▶ _Your task_
Render all of the material below as a JSON list of strings, one string per line, with blank lines omitted. Leave the pictures out of the list.

◇ ◇ ◇ ◇

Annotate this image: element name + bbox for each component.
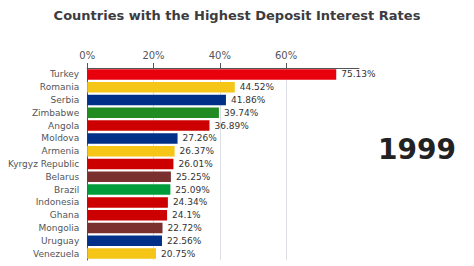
svg-text:27.26%: 27.26%: [183, 133, 218, 143]
svg-text:Angola: Angola: [48, 121, 79, 131]
svg-text:Countries with the Highest Dep: Countries with the Highest Deposit Inter…: [54, 8, 421, 23]
svg-text:Venezuela: Venezuela: [33, 249, 79, 259]
svg-text:75.13%: 75.13%: [341, 69, 376, 79]
svg-text:60%: 60%: [275, 50, 297, 61]
svg-text:25.09%: 25.09%: [175, 185, 210, 195]
svg-text:20%: 20%: [142, 50, 164, 61]
svg-text:Ghana: Ghana: [50, 210, 79, 220]
svg-text:Brazil: Brazil: [54, 185, 79, 195]
svg-text:Kyrgyz Republic: Kyrgyz Republic: [8, 159, 79, 169]
svg-text:44.52%: 44.52%: [240, 82, 275, 92]
svg-text:20.75%: 20.75%: [161, 249, 196, 259]
svg-text:26.37%: 26.37%: [180, 146, 215, 156]
svg-text:24.34%: 24.34%: [173, 197, 208, 207]
svg-text:26.01%: 26.01%: [178, 159, 213, 169]
svg-text:22.72%: 22.72%: [168, 223, 203, 233]
svg-text:36.89%: 36.89%: [214, 121, 249, 131]
svg-text:Romania: Romania: [40, 82, 79, 92]
svg-text:0%: 0%: [79, 50, 95, 61]
svg-text:1999: 1999: [378, 133, 456, 166]
svg-text:22.56%: 22.56%: [167, 236, 202, 246]
svg-text:Moldova: Moldova: [41, 133, 79, 143]
svg-text:Turkey: Turkey: [49, 69, 80, 79]
svg-text:39.74%: 39.74%: [224, 108, 259, 118]
svg-text:Serbia: Serbia: [51, 95, 80, 105]
svg-text:Indonesia: Indonesia: [36, 197, 80, 207]
svg-text:40%: 40%: [209, 50, 231, 61]
svg-text:Uruguay: Uruguay: [41, 236, 80, 246]
svg-text:Mongolia: Mongolia: [38, 223, 79, 233]
svg-text:Belarus: Belarus: [45, 172, 79, 182]
svg-text:25.25%: 25.25%: [176, 172, 211, 182]
svg-text:24.1%: 24.1%: [172, 210, 201, 220]
svg-text:Armenia: Armenia: [41, 146, 79, 156]
svg-text:41.86%: 41.86%: [231, 95, 266, 105]
svg-text:Zimbabwe: Zimbabwe: [32, 108, 80, 118]
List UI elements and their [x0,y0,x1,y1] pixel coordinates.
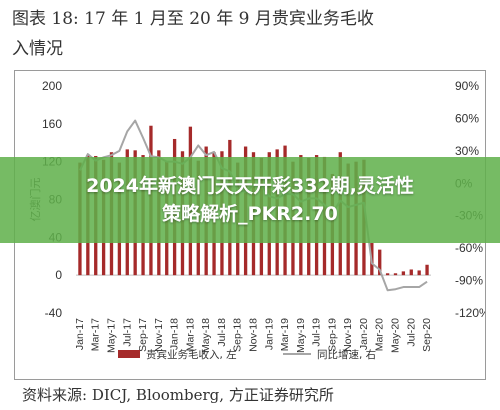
y-left-tick-label: 0 [55,268,62,282]
bar [401,271,406,276]
x-tick-label: Sep-19 [326,318,338,352]
x-tick-label: Sep-17 [137,318,149,352]
legend-bar-label: 贵宾业务毛收入, 左 [146,348,237,361]
bar [409,269,413,276]
y-left-tick-label: -40 [45,306,63,320]
y-right-tick-label: -90% [455,274,483,288]
x-tick-label: Mar-20 [374,318,386,351]
x-tick-label: Jul-18 [216,318,228,347]
x-tick-label: Mar-18 [184,318,196,351]
bar [393,273,398,276]
x-tick-label: Sep-20 [421,318,433,352]
bar [417,270,421,276]
x-tick-label: Nov-18 [248,318,260,352]
x-tick-label: May-19 [295,318,307,353]
x-tick-label: Jan-20 [358,318,370,350]
bar [425,264,429,276]
banner-line-1: 2024年新澳门天天开彩332期,灵活性 [86,175,414,197]
x-tick-label: Jul-17 [121,318,133,347]
x-tick-label: May-20 [390,318,402,353]
figure-source: 资料来源: DICJ, Bloomberg, 方正证券研究所 [22,386,334,404]
x-tick-label: Mar-19 [279,318,291,351]
bar [378,249,382,276]
y-left-tick-label: 160 [42,117,62,131]
legend-line-label: 同比增速, 右 [317,348,376,361]
x-tick-label: Sep-18 [232,318,244,352]
figure-title: 图表 18: 17 年 1 月至 20 年 9 月贵宾业务毛收 [12,9,374,29]
y-right-tick-label: -120% [455,306,485,320]
overlay-banner[interactable]: 2024年新澳门天天开彩332期,灵活性 策略解析_PKR2.70 [0,157,500,243]
x-tick-label: Jul-20 [405,318,417,347]
y-right-tick-label: 30% [455,144,479,158]
x-tick-label: Jan-18 [169,318,181,350]
legend-bar-swatch [118,350,140,358]
y-right-tick-label: 90% [455,79,479,93]
x-tick-label: Jan-19 [263,318,275,350]
y-left-tick-label: 200 [42,79,62,93]
x-tick-label: Jul-19 [311,318,323,347]
x-tick-label: Nov-19 [342,318,354,352]
x-tick-label: Jan-17 [74,318,86,350]
figure-title-continued: 入情况 [12,39,63,59]
banner-line-2: 策略解析_PKR2.70 [162,203,338,225]
x-tick-label: May-18 [200,318,212,353]
x-tick-label: Mar-17 [90,318,102,351]
y-right-tick-label: 60% [455,111,479,125]
bar [385,273,390,276]
x-tick-label: May-17 [106,318,118,353]
y-right-tick-label: -60% [455,241,483,255]
x-tick-label: Nov-17 [153,318,165,352]
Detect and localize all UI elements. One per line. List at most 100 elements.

◇ ◇ ◇ ◇

▶ _Solution to this task_
[
  "Annotate this image: element name + bbox for each component.",
  "svg-text:27.26%: 27.26%: [183, 133, 218, 143]",
  "svg-text:Angola: Angola: [48, 121, 79, 131]",
  "svg-text:Countries with the Highest Dep: Countries with the Highest Deposit Inter…: [54, 8, 421, 23]",
  "svg-text:Venezuela: Venezuela: [33, 249, 79, 259]",
  "svg-text:75.13%: 75.13%: [341, 69, 376, 79]",
  "svg-text:60%: 60%: [275, 50, 297, 61]",
  "svg-text:25.09%: 25.09%: [175, 185, 210, 195]",
  "svg-text:20%: 20%: [142, 50, 164, 61]",
  "svg-text:Ghana: Ghana: [50, 210, 79, 220]",
  "svg-text:Brazil: Brazil: [54, 185, 79, 195]",
  "svg-text:Kyrgyz Republic: Kyrgyz Republic: [8, 159, 79, 169]",
  "svg-text:44.52%: 44.52%: [240, 82, 275, 92]",
  "svg-text:20.75%: 20.75%: [161, 249, 196, 259]",
  "svg-text:26.37%: 26.37%: [180, 146, 215, 156]",
  "svg-text:24.34%: 24.34%: [173, 197, 208, 207]",
  "svg-text:26.01%: 26.01%: [178, 159, 213, 169]",
  "svg-text:22.72%: 22.72%: [168, 223, 203, 233]",
  "svg-text:36.89%: 36.89%: [214, 121, 249, 131]",
  "svg-text:Romania: Romania: [40, 82, 79, 92]",
  "svg-text:0%: 0%: [79, 50, 95, 61]",
  "svg-text:1999: 1999: [378, 133, 456, 166]",
  "svg-text:22.56%: 22.56%: [167, 236, 202, 246]",
  "svg-text:Moldova: Moldova: [41, 133, 79, 143]",
  "svg-text:Turkey: Turkey: [49, 69, 80, 79]",
  "svg-text:39.74%: 39.74%: [224, 108, 259, 118]",
  "svg-text:Serbia: Serbia: [51, 95, 80, 105]",
  "svg-text:Indonesia: Indonesia: [36, 197, 80, 207]",
  "svg-text:40%: 40%: [209, 50, 231, 61]",
  "svg-text:Uruguay: Uruguay: [41, 236, 80, 246]",
  "svg-text:Mongolia: Mongolia: [38, 223, 79, 233]",
  "svg-text:Belarus: Belarus: [45, 172, 79, 182]",
  "svg-text:25.25%: 25.25%: [176, 172, 211, 182]",
  "svg-text:24.1%: 24.1%: [172, 210, 201, 220]",
  "svg-text:Armenia: Armenia: [41, 146, 79, 156]",
  "svg-text:41.86%: 41.86%: [231, 95, 266, 105]",
  "svg-text:Zimbabwe: Zimbabwe: [32, 108, 80, 118]",
  "List UI elements and their [x0,y0,x1,y1] pixel coordinates.",
  "y-left-tick-label: 0 [55,268,62,282]",
  "bar [401,271,406,276]",
  "x-tick-label: Sep-19 [326,318,338,352]",
  "x-tick-label: Sep-17 [137,318,149,352]",
  "legend-bar-label: 贵宾业务毛收入, 左 [146,348,237,361]",
  "bar [409,269,413,276]",
  "y-left-tick-label: -40 [45,306,63,320]",
  "y-right-tick-label: -90% [455,274,483,288]",
  "x-tick-label: Mar-20 [374,318,386,351]",
  "x-tick-label: Jul-18 [216,318,228,347]",
  "x-tick-label: Mar-18 [184,318,196,351]",
  "bar [393,273,398,276]",
  "x-tick-label: Sep-20 [421,318,433,352]",
  "bar [417,270,421,276]",
  "x-tick-label: Nov-18 [248,318,260,352]",
  "x-tick-label: May-19 [295,318,307,353]",
  "x-tick-label: Jan-20 [358,318,370,350]",
  "bar [425,264,429,276]",
  "banner-line-1: 2024年新澳门天天开彩332期,灵活性 [86,175,414,197]",
  "x-tick-label: Jul-17 [121,318,133,347]",
  "x-tick-label: May-20 [390,318,402,353]",
  "figure-source: 资料来源: DICJ, Bloomberg, 方正证券研究所 [22,386,334,404]",
  "x-tick-label: Mar-19 [279,318,291,351]",
  "bar [378,249,382,276]",
  "y-left-tick-label: 160 [42,117,62,131]",
  "legend-line-label: 同比增速, 右 [317,348,376,361]",
  "x-tick-label: Sep-18 [232,318,244,352]",
  "figure-title: 图表 18: 17 年 1 月至 20 年 9 月贵宾业务毛收 [12,9,374,29]",
  "y-right-tick-label: -120% [455,306,485,320]",
  "overlay-banner[interactable]: 2024年新澳门天天开彩332期,灵活性 策略解析_PKR2.70 [0,157,500,243]",
  "x-tick-label: Jul-20 [405,318,417,347]",
  "y-right-tick-label: 30% [455,144,479,158]",
  "x-tick-label: Jan-18 [169,318,181,350]",
  "legend-bar-swatch [118,350,140,358]",
  "y-right-tick-label: 90% [455,79,479,93]",
  "x-tick-label: Jan-19 [263,318,275,350]",
  "y-left-tick-label: 200 [42,79,62,93]",
  "x-tick-label: Jul-19 [311,318,323,347]",
  "x-tick-label: Nov-19 [342,318,354,352]",
  "x-tick-label: Jan-17 [74,318,86,350]",
  "figure-title-continued: 入情况 [12,39,63,59]",
  "banner-line-2: 策略解析_PKR2.70 [162,203,338,225]",
  "x-tick-label: May-18 [200,318,212,353]",
  "x-tick-label: Mar-17 [90,318,102,351]",
  "y-right-tick-label: 60% [455,111,479,125]",
  "bar [385,273,390,276]",
  "x-tick-label: May-17 [106,318,118,353]",
  "y-right-tick-label: -60% [455,241,483,255]",
  "x-tick-label: Nov-17 [153,318,165,352]",
  "Detect and localize all UI elements. One per line. List at most 100 elements."
]